*Set task*.
Search the material for the word "欢迎屏幕" and report each line where it turns up.

*Given data*.

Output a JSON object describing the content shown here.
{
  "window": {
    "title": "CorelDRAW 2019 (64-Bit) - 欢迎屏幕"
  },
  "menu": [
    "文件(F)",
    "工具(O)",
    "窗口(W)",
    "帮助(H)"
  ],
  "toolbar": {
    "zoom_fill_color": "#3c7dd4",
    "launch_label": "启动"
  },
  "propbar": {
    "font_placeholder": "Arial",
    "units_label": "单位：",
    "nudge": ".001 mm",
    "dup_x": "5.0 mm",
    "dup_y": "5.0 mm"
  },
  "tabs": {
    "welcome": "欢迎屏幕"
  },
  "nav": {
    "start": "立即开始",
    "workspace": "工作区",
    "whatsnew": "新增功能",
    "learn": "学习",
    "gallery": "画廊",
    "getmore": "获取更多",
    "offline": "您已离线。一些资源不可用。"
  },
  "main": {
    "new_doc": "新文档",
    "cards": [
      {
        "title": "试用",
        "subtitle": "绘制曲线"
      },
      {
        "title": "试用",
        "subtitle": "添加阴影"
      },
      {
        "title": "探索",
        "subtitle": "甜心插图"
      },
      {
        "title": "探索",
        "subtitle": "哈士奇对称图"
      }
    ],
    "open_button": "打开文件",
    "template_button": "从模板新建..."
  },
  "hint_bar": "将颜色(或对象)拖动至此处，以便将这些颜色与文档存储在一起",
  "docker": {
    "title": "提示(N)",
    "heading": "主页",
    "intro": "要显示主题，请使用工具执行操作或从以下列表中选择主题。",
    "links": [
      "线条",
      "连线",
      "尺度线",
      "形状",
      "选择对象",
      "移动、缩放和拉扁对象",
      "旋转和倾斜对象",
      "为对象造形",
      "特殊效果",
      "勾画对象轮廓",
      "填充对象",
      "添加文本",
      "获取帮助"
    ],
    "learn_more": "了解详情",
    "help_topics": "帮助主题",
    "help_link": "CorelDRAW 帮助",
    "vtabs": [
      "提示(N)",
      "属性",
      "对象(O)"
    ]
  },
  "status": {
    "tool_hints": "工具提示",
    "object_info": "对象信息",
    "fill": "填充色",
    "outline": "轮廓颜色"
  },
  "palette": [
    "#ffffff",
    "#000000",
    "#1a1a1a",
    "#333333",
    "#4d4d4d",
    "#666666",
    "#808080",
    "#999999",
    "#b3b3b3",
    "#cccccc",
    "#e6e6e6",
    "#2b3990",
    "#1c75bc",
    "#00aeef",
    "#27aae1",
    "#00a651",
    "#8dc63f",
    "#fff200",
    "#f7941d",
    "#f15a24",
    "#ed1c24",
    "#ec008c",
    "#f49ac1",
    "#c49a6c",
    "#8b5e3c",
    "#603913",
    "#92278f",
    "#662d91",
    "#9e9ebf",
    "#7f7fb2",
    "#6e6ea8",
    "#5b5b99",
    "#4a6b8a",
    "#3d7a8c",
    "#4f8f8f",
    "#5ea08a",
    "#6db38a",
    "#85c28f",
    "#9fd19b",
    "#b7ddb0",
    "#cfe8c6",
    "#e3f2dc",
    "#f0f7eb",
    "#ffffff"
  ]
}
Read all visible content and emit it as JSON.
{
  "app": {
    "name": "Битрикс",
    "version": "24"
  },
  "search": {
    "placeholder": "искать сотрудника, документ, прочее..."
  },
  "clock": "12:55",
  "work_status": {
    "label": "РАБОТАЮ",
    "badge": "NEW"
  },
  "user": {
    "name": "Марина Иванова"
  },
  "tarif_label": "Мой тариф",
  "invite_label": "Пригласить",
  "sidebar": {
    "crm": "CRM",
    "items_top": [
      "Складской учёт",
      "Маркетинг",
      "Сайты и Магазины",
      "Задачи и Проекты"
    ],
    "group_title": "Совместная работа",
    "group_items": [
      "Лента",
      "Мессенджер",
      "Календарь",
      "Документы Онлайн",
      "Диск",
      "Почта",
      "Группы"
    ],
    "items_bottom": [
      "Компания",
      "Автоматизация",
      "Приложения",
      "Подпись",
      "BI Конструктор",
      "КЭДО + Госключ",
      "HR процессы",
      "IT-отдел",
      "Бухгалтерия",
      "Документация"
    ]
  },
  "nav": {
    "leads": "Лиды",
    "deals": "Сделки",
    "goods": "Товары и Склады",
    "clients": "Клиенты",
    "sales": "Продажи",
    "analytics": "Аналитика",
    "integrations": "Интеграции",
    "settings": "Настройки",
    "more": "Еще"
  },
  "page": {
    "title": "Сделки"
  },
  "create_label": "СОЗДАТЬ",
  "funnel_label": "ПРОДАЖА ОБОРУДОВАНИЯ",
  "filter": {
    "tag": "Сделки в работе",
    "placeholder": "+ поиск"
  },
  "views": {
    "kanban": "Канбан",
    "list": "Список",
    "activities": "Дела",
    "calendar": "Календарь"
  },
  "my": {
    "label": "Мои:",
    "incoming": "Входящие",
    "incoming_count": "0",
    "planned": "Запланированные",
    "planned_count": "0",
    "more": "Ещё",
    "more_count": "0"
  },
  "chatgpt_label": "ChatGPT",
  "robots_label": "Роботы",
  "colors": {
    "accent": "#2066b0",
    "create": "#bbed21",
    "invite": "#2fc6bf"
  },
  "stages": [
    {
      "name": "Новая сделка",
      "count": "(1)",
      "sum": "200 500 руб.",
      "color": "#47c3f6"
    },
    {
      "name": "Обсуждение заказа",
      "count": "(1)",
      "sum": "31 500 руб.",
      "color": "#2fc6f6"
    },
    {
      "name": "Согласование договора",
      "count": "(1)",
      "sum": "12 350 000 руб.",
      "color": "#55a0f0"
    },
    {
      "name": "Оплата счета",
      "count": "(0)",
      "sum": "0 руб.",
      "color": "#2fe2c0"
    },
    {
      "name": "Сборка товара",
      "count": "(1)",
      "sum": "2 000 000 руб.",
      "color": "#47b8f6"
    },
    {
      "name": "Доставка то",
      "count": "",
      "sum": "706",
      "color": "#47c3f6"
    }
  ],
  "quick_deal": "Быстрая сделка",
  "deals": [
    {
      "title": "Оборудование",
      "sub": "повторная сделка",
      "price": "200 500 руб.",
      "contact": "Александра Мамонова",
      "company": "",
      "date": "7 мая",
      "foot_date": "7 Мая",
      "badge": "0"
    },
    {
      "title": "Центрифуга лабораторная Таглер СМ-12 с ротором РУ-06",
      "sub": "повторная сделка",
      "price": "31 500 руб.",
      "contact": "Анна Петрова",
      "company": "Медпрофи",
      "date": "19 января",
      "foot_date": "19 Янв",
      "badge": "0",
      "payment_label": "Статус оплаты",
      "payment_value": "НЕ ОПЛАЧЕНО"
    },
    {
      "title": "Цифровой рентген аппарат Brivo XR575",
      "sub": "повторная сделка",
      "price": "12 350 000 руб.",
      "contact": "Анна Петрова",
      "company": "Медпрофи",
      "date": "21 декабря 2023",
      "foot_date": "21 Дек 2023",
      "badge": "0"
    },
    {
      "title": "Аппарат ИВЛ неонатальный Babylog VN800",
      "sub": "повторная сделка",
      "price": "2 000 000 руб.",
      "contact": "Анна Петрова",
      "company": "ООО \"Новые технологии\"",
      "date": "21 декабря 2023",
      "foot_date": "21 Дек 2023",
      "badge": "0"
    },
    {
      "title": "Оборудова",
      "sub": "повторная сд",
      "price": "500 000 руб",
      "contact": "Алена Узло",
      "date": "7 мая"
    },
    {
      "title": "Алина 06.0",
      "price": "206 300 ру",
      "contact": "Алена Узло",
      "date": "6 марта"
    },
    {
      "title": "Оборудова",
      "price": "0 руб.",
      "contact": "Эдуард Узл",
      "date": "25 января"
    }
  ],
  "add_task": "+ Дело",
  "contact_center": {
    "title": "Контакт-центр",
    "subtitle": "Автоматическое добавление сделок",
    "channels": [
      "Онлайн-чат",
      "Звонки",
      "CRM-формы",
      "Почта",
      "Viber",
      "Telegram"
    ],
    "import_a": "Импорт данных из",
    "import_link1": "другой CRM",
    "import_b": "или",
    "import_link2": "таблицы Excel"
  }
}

*The reply*.
    "title": "CorelDRAW 2019 (64-Bit) - 欢迎屏幕"
    "welcome": "欢迎屏幕"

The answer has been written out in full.